Комментарий |

В пику истории. Игорь Клех отвечает на вопросы Дмитрия Бавильского.

Эту беседу мы записали на светлой кухне Литовского бульвара лет пять или шесть тому назад. Под фирменные клеховские настойки — с хреном, с клюквой, с опохмелом под солянку и переходом на «ты». Кажется, именно после этого разговора мы перешли с Игорем на «ты»...

Клех проговаривал тогда (да и сейчас от своих формулировок не отрекается) весьма и весьма важные вещи. Например, о суетной и коммерческой природе современного романа. Сам Клех является последовательным и идеологическим противником романа как жанра. Именно поэтому судьба преподнесла Клеху красивый подарок: он стал первым лауреатом первой премии, присуждаемой за лучший рассказ года. Вот уж точно — награда не случайно нашла героя.

> Представленные строки:
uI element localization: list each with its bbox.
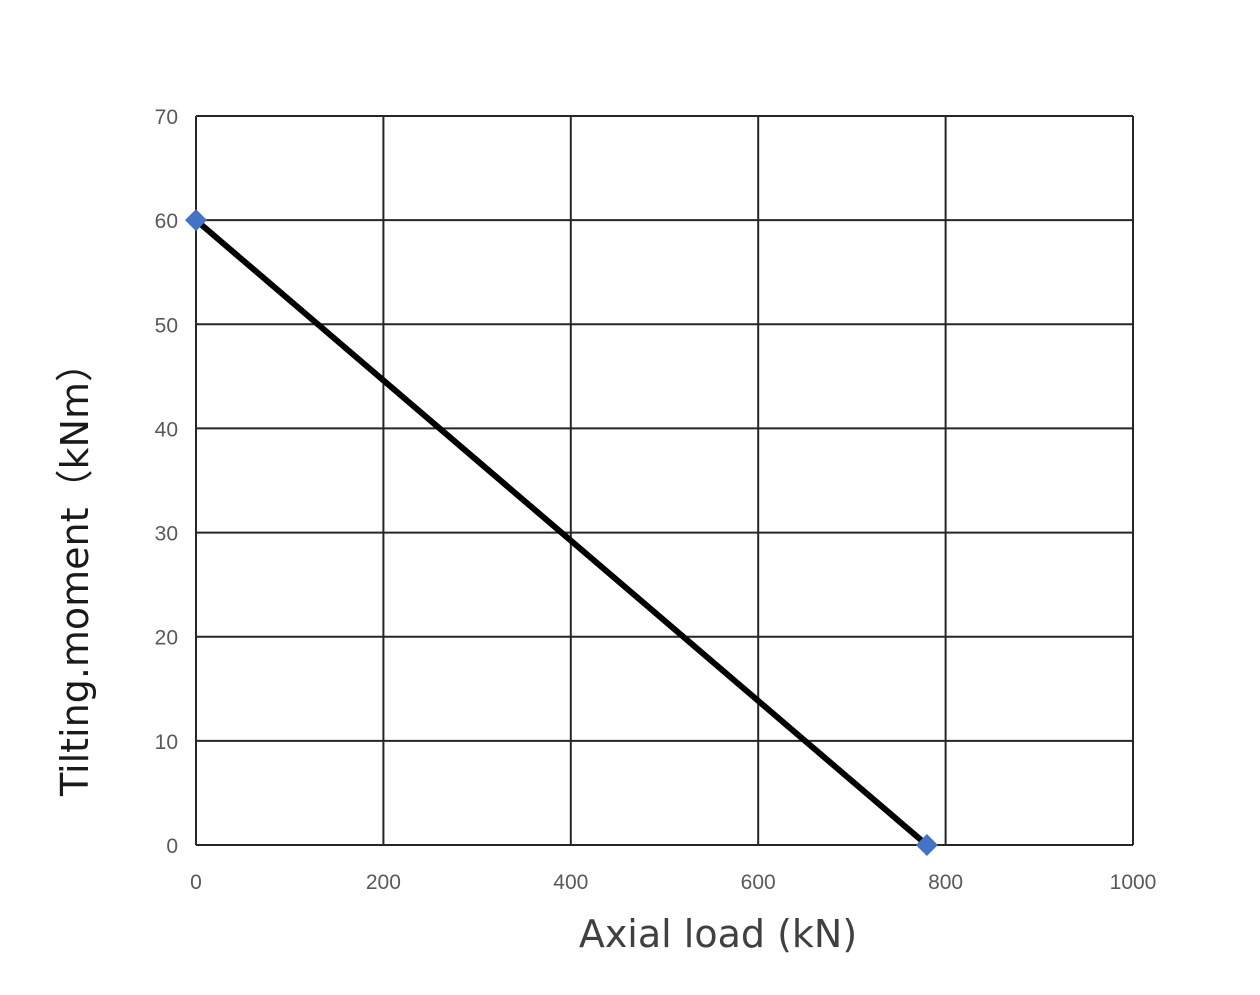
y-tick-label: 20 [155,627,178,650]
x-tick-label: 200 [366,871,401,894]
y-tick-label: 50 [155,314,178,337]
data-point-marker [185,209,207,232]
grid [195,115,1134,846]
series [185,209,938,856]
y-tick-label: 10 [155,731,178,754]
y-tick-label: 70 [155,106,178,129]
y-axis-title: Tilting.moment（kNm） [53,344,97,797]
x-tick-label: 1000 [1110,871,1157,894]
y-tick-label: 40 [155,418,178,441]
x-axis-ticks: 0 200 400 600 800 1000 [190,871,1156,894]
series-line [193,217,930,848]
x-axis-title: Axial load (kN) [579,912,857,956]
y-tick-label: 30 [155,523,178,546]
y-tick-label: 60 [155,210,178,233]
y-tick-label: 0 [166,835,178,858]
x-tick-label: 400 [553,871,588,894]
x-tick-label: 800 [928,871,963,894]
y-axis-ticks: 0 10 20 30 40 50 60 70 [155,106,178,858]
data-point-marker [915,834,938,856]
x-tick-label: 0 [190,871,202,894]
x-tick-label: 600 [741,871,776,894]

> Инструкции к заданиям:
a - Ответьте по тексту о беседе с Игорем Клехом:
(i) Кто задавал Клеху вопросы?
(ii) Противником какого жанра назван Клех?
(iii) Первым лауреатом какой премии он стал?
b - Перепишите без изменений отрывок из текста о беседе с Игорем Клехом: начните со слов «Клех проговаривал тогда» и закончите словами «случайно нашла героя.».
Строки взяты из другого источника.

> Ответы по заданиям:
a -
(i) Дмитрий Бавильский.
(ii) Романа.
(iii) Первой премии, присуждаемой за лучший рассказ года.

b -
Клех проговаривал тогда (да и сейчас от своих формулировок не отрекается) весьма и весьма важные вещи. Например, о суетной и коммерческой природе современного романа. Сам Клех является последовательным и идеологическим противником романа как жанра. Именно поэтому судьба преподнесла Клеху красивый подарок: он стал первым лауреатом первой премии, присуждаемой за лучший рассказ года. Вот уж точно — награда не случайно нашла героя.